Repeat the lines below word for word, leaving out the pictures.

════════════════════

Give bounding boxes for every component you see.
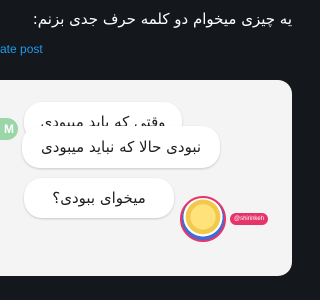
tweet-screenshot: یه چیزی میخوام دو کلمه حرف جدی بزنم: ate… bbox=[0, 0, 300, 300]
sticker-handle-label: @shirinkeh bbox=[230, 213, 269, 225]
chat-bubble-2: نبودی حالا که نباید میبودی bbox=[22, 126, 220, 168]
cartoon-sticker-icon bbox=[180, 196, 226, 242]
chat-bubble-3: میخوای ببودی؟ bbox=[24, 178, 174, 218]
translate-post-link[interactable]: ate post bbox=[0, 42, 43, 56]
tweet-text: یه چیزی میخوام دو کلمه حرف جدی بزنم: bbox=[32, 10, 292, 28]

════════════════════

▶ EXERCISE RESULT:
Give bounding boxes for every component you see.
tweet-screenshot: یه چیزی میخوام دو کلمه حرف جدی بزنم: ate… bbox=[0, 0, 300, 300]
sticker-handle-label: @shirinkeh bbox=[230, 213, 269, 225]
chat-bubble-2: نبودی حالا که نباید میبودی bbox=[22, 126, 220, 168]
cartoon-sticker-icon bbox=[180, 196, 226, 242]
chat-bubble-3: میخوای ببودی؟ bbox=[24, 178, 174, 218]
translate-post-link[interactable]: ate post bbox=[0, 42, 43, 56]
tweet-text: یه چیزی میخوام دو کلمه حرف جدی بزنم: bbox=[32, 10, 292, 28]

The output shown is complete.